Stored entries:
============

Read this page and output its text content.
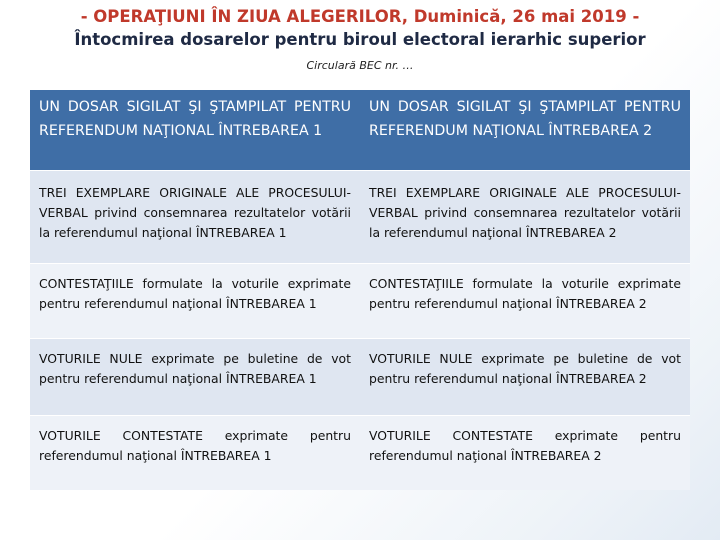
- OPERAŢIUNI ÎN ZIUA ALEGERILOR, Duminică, 26 mai 2019 -
Întocmirea dosarelor pentru biroul electoral ierarhic superior
Circulară BEC nr. …
UN DOSAR SIGILAT ŞI ŞTAMPILAT PENTRU REFERENDUM NAŢIONAL ÎNTREBAREA 1
UN DOSAR SIGILAT ŞI ŞTAMPILAT PENTRU REFERENDUM NAŢIONAL ÎNTREBAREA 2
TREI EXEMPLARE ORIGINALE ALE PROCESULUI-VERBAL privind consemnarea rezultatelor votării la referendumul naţional ÎNTREBAREA 1
TREI EXEMPLARE ORIGINALE ALE PROCESULUI-VERBAL privind consemnarea rezultatelor votării la referendumul naţional ÎNTREBAREA 2
CONTESTAŢIILE formulate la voturile exprimate pentru referendumul naţional ÎNTREBAREA 1
CONTESTAŢIILE formulate la voturile exprimate pentru referendumul naţional ÎNTREBAREA 2
VOTURILE NULE exprimate pe buletine de vot pentru referendumul naţional ÎNTREBAREA 1
VOTURILE NULE exprimate pe buletine de vot pentru referendumul naţional ÎNTREBAREA 2
VOTURILE CONTESTATE exprimate pentru referendumul naţional ÎNTREBAREA 1
VOTURILE CONTESTATE exprimate pentru referendumul naţional ÎNTREBAREA 2
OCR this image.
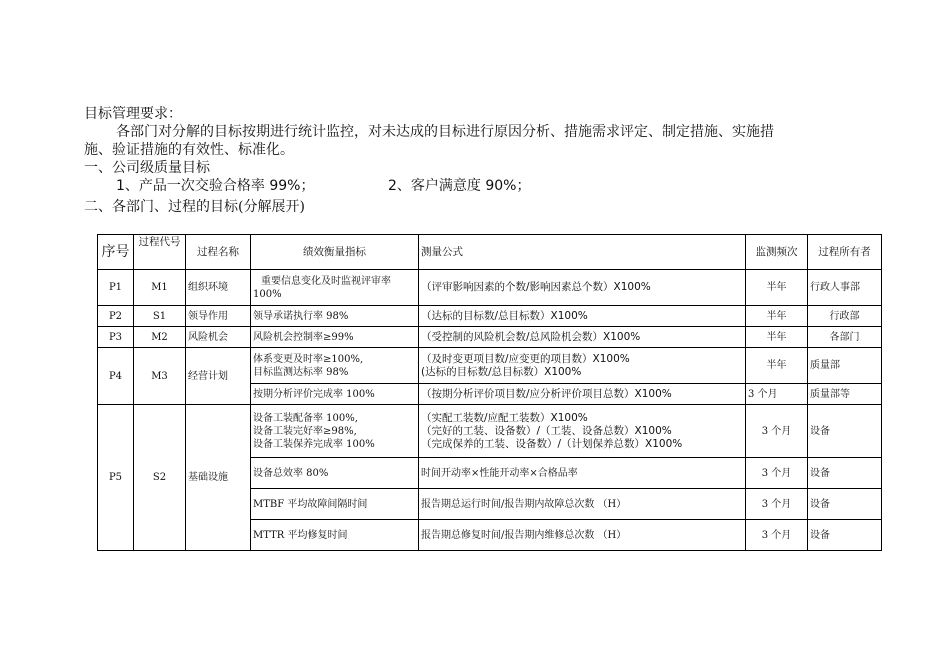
目标管理要求：
各部门对分解的目标按期进行统计监控，对未达成的目标进行原因分析、措施需求评定、制定措施、实施措
施、验证措施的有效性、标准化。
一、公司级质量目标
1、产品一次交验合格率 99%；	2、客户满意度 90%；
二、各部门、过程的目标(分解展开)
序号	过程代号	过程名称	绩效衡量指标	测量公式	监测频次	过程所有者
P1	M1	组织环境	重要信息变化及时监视评审率
100%	（评审影响因素的个数/影响因素总个数）X100%	半年	行政人事部
P2	S1	领导作用	领导承诺执行率 98%	（达标的目标数/总目标数）X100%	半年	行政部
P3	M2	风险机会	风险机会控制率≥99%	（受控制的风险机会数/总风险机会数）X100%	半年	各部门
P4	M3	经营计划	体系变更及时率≥100%,
目标监测达标率 98%	（及时变更项目数/应变更的项目数）X100%
(达标的目标数/总目标数）X100%	半年	质量部
			按期分析评价完成率 100%	（按期分析评价项目数/应分析评价项目总数）X100%	3 个月	质量部等
P5	S2	基础设施	设备工装配备率 100%,
设备工装完好率≥98%,
设备工装保养完成率 100%	（实配工装数/应配工装数）X100%
（完好的工装、设备数）/（工装、设备总数）X100%
（完成保养的工装、设备数）/（计划保养总数）X100%	3 个月	设备
			设备总效率 80%	时间开动率×性能开动率×合格品率	3 个月	设备
			MTBF 平均故障间隔时间	报告期总运行时间/报告期内故障总次数 （H）	3 个月	设备
			MTTR 平均修复时间	报告期总修复时间/报告期内维修总次数 （H）	3 个月	设备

============

Given exercise.
Skip the images and write out the rest of the listing exactly.

Final result.
Read this page and output its text content.
- OPERAŢIUNI ÎN ZIUA ALEGERILOR, Duminică, 26 mai 2019 -
Întocmirea dosarelor pentru biroul electoral ierarhic superior
Circulară BEC nr. …
UN DOSAR SIGILAT ŞI ŞTAMPILAT PENTRU REFERENDUM NAŢIONAL ÎNTREBAREA 1
UN DOSAR SIGILAT ŞI ŞTAMPILAT PENTRU REFERENDUM NAŢIONAL ÎNTREBAREA 2
TREI EXEMPLARE ORIGINALE ALE PROCESULUI-VERBAL privind consemnarea rezultatelor votării la referendumul naţional ÎNTREBAREA 1
TREI EXEMPLARE ORIGINALE ALE PROCESULUI-VERBAL privind consemnarea rezultatelor votării la referendumul naţional ÎNTREBAREA 2
CONTESTAŢIILE formulate la voturile exprimate pentru referendumul naţional ÎNTREBAREA 1
CONTESTAŢIILE formulate la voturile exprimate pentru referendumul naţional ÎNTREBAREA 2
VOTURILE NULE exprimate pe buletine de vot pentru referendumul naţional ÎNTREBAREA 1
VOTURILE NULE exprimate pe buletine de vot pentru referendumul naţional ÎNTREBAREA 2
VOTURILE CONTESTATE exprimate pentru referendumul naţional ÎNTREBAREA 1
VOTURILE CONTESTATE exprimate pentru referendumul naţional ÎNTREBAREA 2
OCR this image.
目标管理要求：
各部门对分解的目标按期进行统计监控，对未达成的目标进行原因分析、措施需求评定、制定措施、实施措
施、验证措施的有效性、标准化。
一、公司级质量目标
1、产品一次交验合格率 99%；	2、客户满意度 90%；
二、各部门、过程的目标(分解展开)
序号	过程代号	过程名称	绩效衡量指标	测量公式	监测频次	过程所有者
P1	M1	组织环境	重要信息变化及时监视评审率
100%	（评审影响因素的个数/影响因素总个数）X100%	半年	行政人事部
P2	S1	领导作用	领导承诺执行率 98%	（达标的目标数/总目标数）X100%	半年	行政部
P3	M2	风险机会	风险机会控制率≥99%	（受控制的风险机会数/总风险机会数）X100%	半年	各部门
P4	M3	经营计划	体系变更及时率≥100%,
目标监测达标率 98%	（及时变更项目数/应变更的项目数）X100%
(达标的目标数/总目标数）X100%	半年	质量部
			按期分析评价完成率 100%	（按期分析评价项目数/应分析评价项目总数）X100%	3 个月	质量部等
P5	S2	基础设施	设备工装配备率 100%,
设备工装完好率≥98%,
设备工装保养完成率 100%	（实配工装数/应配工装数）X100%
（完好的工装、设备数）/（工装、设备总数）X100%
（完成保养的工装、设备数）/（计划保养总数）X100%	3 个月	设备
			设备总效率 80%	时间开动率×性能开动率×合格品率	3 个月	设备
			MTBF 平均故障间隔时间	报告期总运行时间/报告期内故障总次数 （H）	3 个月	设备
			MTTR 平均修复时间	报告期总修复时间/报告期内维修总次数 （H）	3 个月	设备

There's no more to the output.